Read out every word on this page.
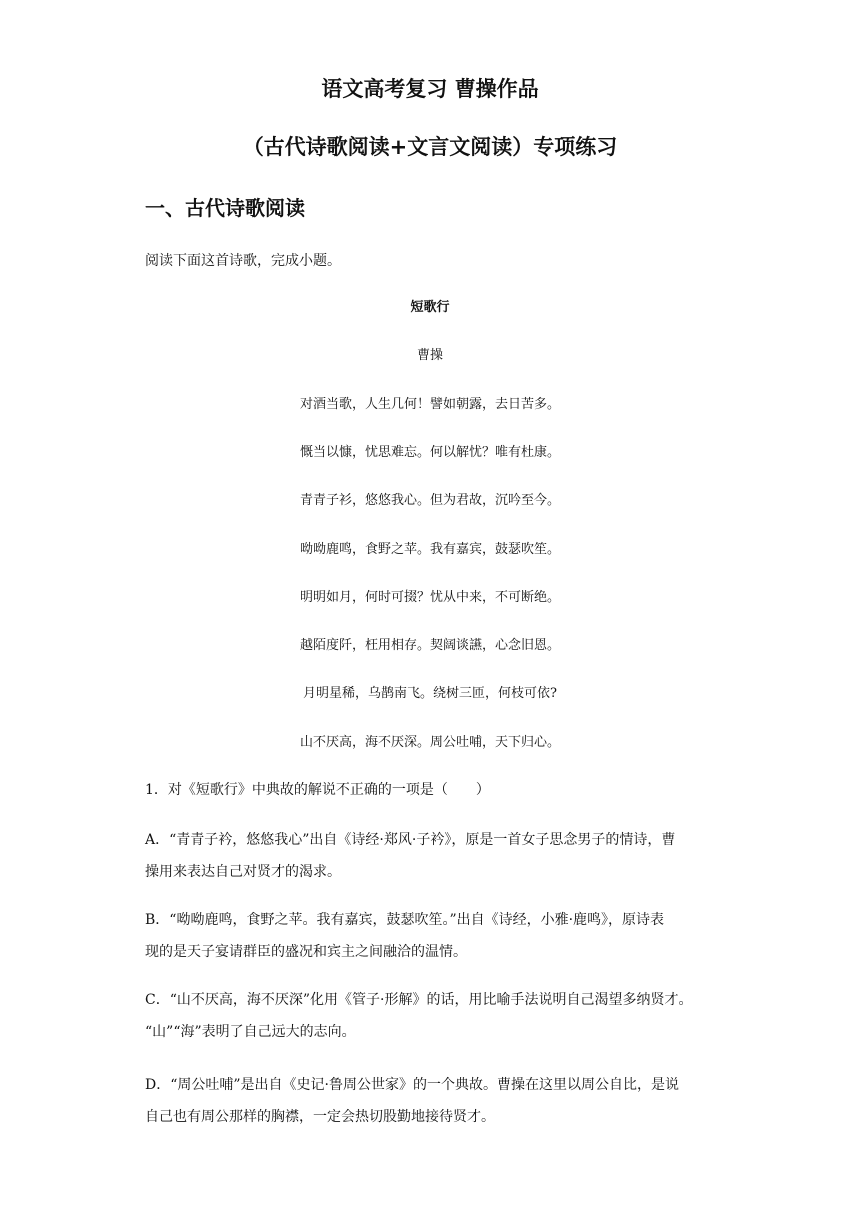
语文高考复习 曹操作品
（古代诗歌阅读+文言文阅读）专项练习
一、古代诗歌阅读
阅读下面这首诗歌，完成小题。
短歌行
曹操
对酒当歌，人生几何！譬如朝露，去日苦多。
慨当以慷，忧思难忘。何以解忧？唯有杜康。
青青子衫，悠悠我心。但为君故，沉吟至今。
呦呦鹿鸣，食野之苹。我有嘉宾，鼓瑟吹笙。
明明如月，何时可掇？忧从中来，不可断绝。
越陌度阡，枉用相存。契阔谈讌，心念旧恩。
月明星稀，乌鹊南飞。绕树三匝，何枝可依?
山不厌高，海不厌深。周公吐哺，天下归心。
1．对《短歌行》中典故的解说不正确的一项是（　　）
A．“青青子衿，悠悠我心”出自《诗经·郑风·子衿》，原是一首女子思念男子的情诗，曹
操用来表达自己对贤才的渴求。
B．“呦呦鹿鸣，食野之苹。我有嘉宾，鼓瑟吹笙。”出自《诗经，小雅·鹿鸣》，原诗表
现的是天子宴请群臣的盛况和宾主之间融洽的温情。
C．“山不厌高，海不厌深”化用《管子·形解》的话，用比喻手法说明自己渴望多纳贤才。
“山”“海”表明了自己远大的志向。
D．“周公吐哺”是出自《史记·鲁周公世家》的一个典故。曹操在这里以周公自比，是说
自己也有周公那样的胸襟，一定会热切股勤地接待贤才。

Exercise goal: Write the listing above out again exactly, dropping each image.

Written answer:
Read out every word on this page.
语文高考复习 曹操作品
（古代诗歌阅读+文言文阅读）专项练习
一、古代诗歌阅读
阅读下面这首诗歌，完成小题。
短歌行
曹操
对酒当歌，人生几何！譬如朝露，去日苦多。
慨当以慷，忧思难忘。何以解忧？唯有杜康。
青青子衫，悠悠我心。但为君故，沉吟至今。
呦呦鹿鸣，食野之苹。我有嘉宾，鼓瑟吹笙。
明明如月，何时可掇？忧从中来，不可断绝。
越陌度阡，枉用相存。契阔谈讌，心念旧恩。
月明星稀，乌鹊南飞。绕树三匝，何枝可依?
山不厌高，海不厌深。周公吐哺，天下归心。
1．对《短歌行》中典故的解说不正确的一项是（　　）
A．“青青子衿，悠悠我心”出自《诗经·郑风·子衿》，原是一首女子思念男子的情诗，曹
操用来表达自己对贤才的渴求。
B．“呦呦鹿鸣，食野之苹。我有嘉宾，鼓瑟吹笙。”出自《诗经，小雅·鹿鸣》，原诗表
现的是天子宴请群臣的盛况和宾主之间融洽的温情。
C．“山不厌高，海不厌深”化用《管子·形解》的话，用比喻手法说明自己渴望多纳贤才。
“山”“海”表明了自己远大的志向。
D．“周公吐哺”是出自《史记·鲁周公世家》的一个典故。曹操在这里以周公自比，是说
自己也有周公那样的胸襟，一定会热切股勤地接待贤才。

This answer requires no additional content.